- **What you need to do**
Could you change "screenshot" to "screen capture" throughout the material below, keep everything else the same, and leave the pictures out?

- **Records to process**
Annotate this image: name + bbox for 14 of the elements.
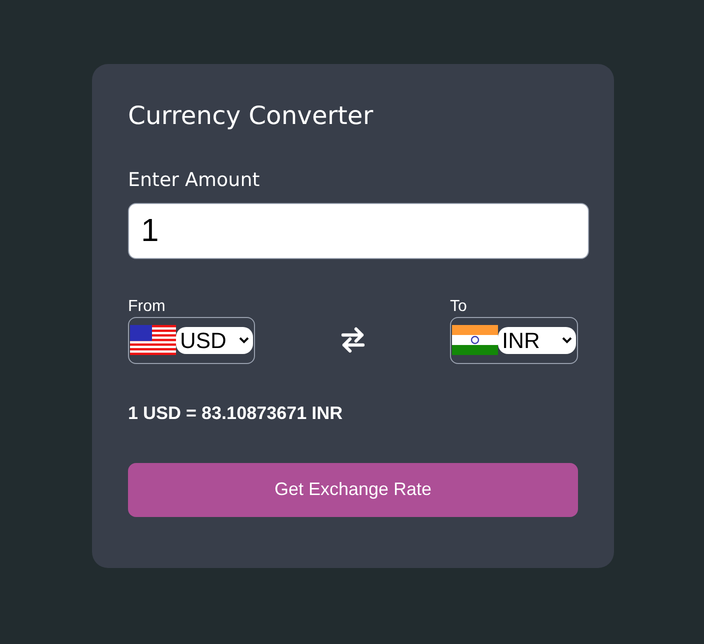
currency-label: To xyxy=(450,296,467,316)
flag-icon xyxy=(130,325,176,355)
amount-field[interactable]: 1 xyxy=(128,202,589,258)
get-exchange-rate-button[interactable]: Get Exchange Rate xyxy=(128,462,578,516)
card-title: Currency Converter xyxy=(128,100,374,132)
currency-label: From xyxy=(128,296,166,316)
swap-icon[interactable] xyxy=(340,327,366,353)
exchange-rate-result: 1 USD = 83.10873671 INR xyxy=(128,402,343,424)
flag-icon xyxy=(452,325,498,355)
currency-select[interactable]: INR xyxy=(498,326,576,354)
caret-icon xyxy=(562,336,572,344)
currency-select[interactable]: USD xyxy=(176,326,253,354)
caret-icon xyxy=(239,336,249,344)
amount-label: Enter Amount xyxy=(128,168,260,193)
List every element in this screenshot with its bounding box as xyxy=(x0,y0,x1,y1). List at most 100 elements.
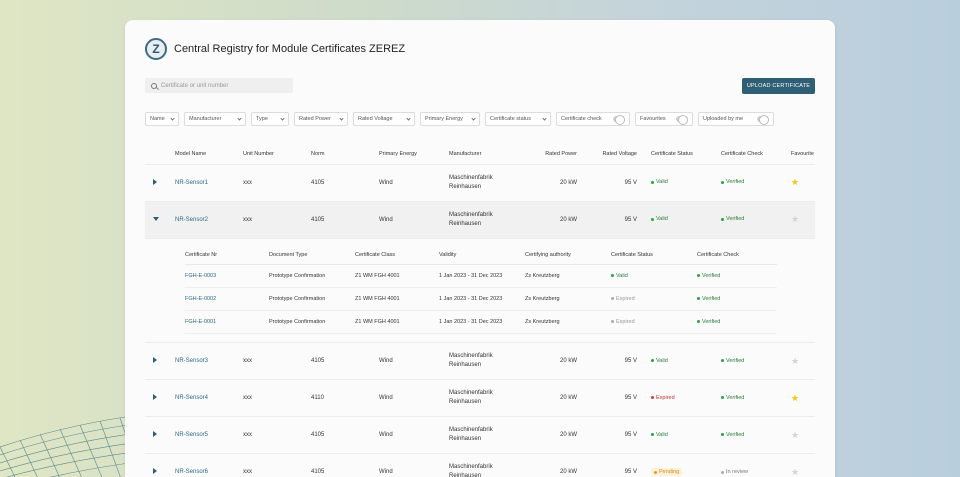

- **Answer to this exercise**
Annotate this image: name + bbox for 14 of the elements.
currency-label: To xyxy=(450,296,467,316)
flag-icon xyxy=(130,325,176,355)
amount-field[interactable]: 1 xyxy=(128,202,589,258)
get-exchange-rate-button[interactable]: Get Exchange Rate xyxy=(128,462,578,516)
card-title: Currency Converter xyxy=(128,100,374,132)
currency-label: From xyxy=(128,296,166,316)
swap-icon[interactable] xyxy=(340,327,366,353)
exchange-rate-result: 1 USD = 83.10873671 INR xyxy=(128,402,343,424)
flag-icon xyxy=(452,325,498,355)
currency-select[interactable]: INR xyxy=(498,326,576,354)
caret-icon xyxy=(562,336,572,344)
currency-select[interactable]: USD xyxy=(176,326,253,354)
caret-icon xyxy=(239,336,249,344)
amount-label: Enter Amount xyxy=(128,168,260,193)
List every element in this screen capture with its bounding box as xyxy=(x0,y0,x1,y1). List at most 100 elements.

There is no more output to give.